OBJECTIVE. Each record needs to be echoed exactly; can you do that?

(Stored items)
⁂
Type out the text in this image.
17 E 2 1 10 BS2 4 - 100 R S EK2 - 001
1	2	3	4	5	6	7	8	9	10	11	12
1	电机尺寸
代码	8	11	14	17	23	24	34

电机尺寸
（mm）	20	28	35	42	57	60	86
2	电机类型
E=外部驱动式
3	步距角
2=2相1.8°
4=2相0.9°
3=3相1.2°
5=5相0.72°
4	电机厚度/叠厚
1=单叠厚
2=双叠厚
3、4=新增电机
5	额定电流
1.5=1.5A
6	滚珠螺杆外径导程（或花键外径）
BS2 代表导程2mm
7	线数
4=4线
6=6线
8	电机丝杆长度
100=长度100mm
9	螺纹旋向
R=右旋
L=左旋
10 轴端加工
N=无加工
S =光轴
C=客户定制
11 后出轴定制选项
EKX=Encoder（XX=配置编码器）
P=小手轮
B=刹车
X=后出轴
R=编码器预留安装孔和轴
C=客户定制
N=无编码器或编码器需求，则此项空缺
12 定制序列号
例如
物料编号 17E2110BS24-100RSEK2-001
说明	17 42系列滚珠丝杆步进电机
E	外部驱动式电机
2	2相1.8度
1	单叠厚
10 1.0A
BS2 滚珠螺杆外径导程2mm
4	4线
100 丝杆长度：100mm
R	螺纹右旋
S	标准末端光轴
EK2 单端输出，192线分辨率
⁂
EXERCISE ANSWER.
Type out the text in this image.
17 E 2 1 10 BS2 4 - 100 R S EK2 - 001
1	2	3	4	5	6	7	8	9	10	11	12
1	电机尺寸
代码	8	11	14	17	23	24	34

电机尺寸
（mm）	20	28	35	42	57	60	86
2	电机类型
E=外部驱动式
3	步距角
2=2相1.8°
4=2相0.9°
3=3相1.2°
5=5相0.72°
4	电机厚度/叠厚
1=单叠厚
2=双叠厚
3、4=新增电机
5	额定电流
1.5=1.5A
6	滚珠螺杆外径导程（或花键外径）
BS2 代表导程2mm
7	线数
4=4线
6=6线
8	电机丝杆长度
100=长度100mm
9	螺纹旋向
R=右旋
L=左旋
10 轴端加工
N=无加工
S =光轴
C=客户定制
11 后出轴定制选项
EKX=Encoder（XX=配置编码器）
P=小手轮
B=刹车
X=后出轴
R=编码器预留安装孔和轴
C=客户定制
N=无编码器或编码器需求，则此项空缺
12 定制序列号
例如
物料编号 17E2110BS24-100RSEK2-001
说明	17 42系列滚珠丝杆步进电机
E	外部驱动式电机
2	2相1.8度
1	单叠厚
10 1.0A
BS2 滚珠螺杆外径导程2mm
4	4线
100 丝杆长度：100mm
R	螺纹右旋
S	标准末端光轴
EK2 单端输出，192线分辨率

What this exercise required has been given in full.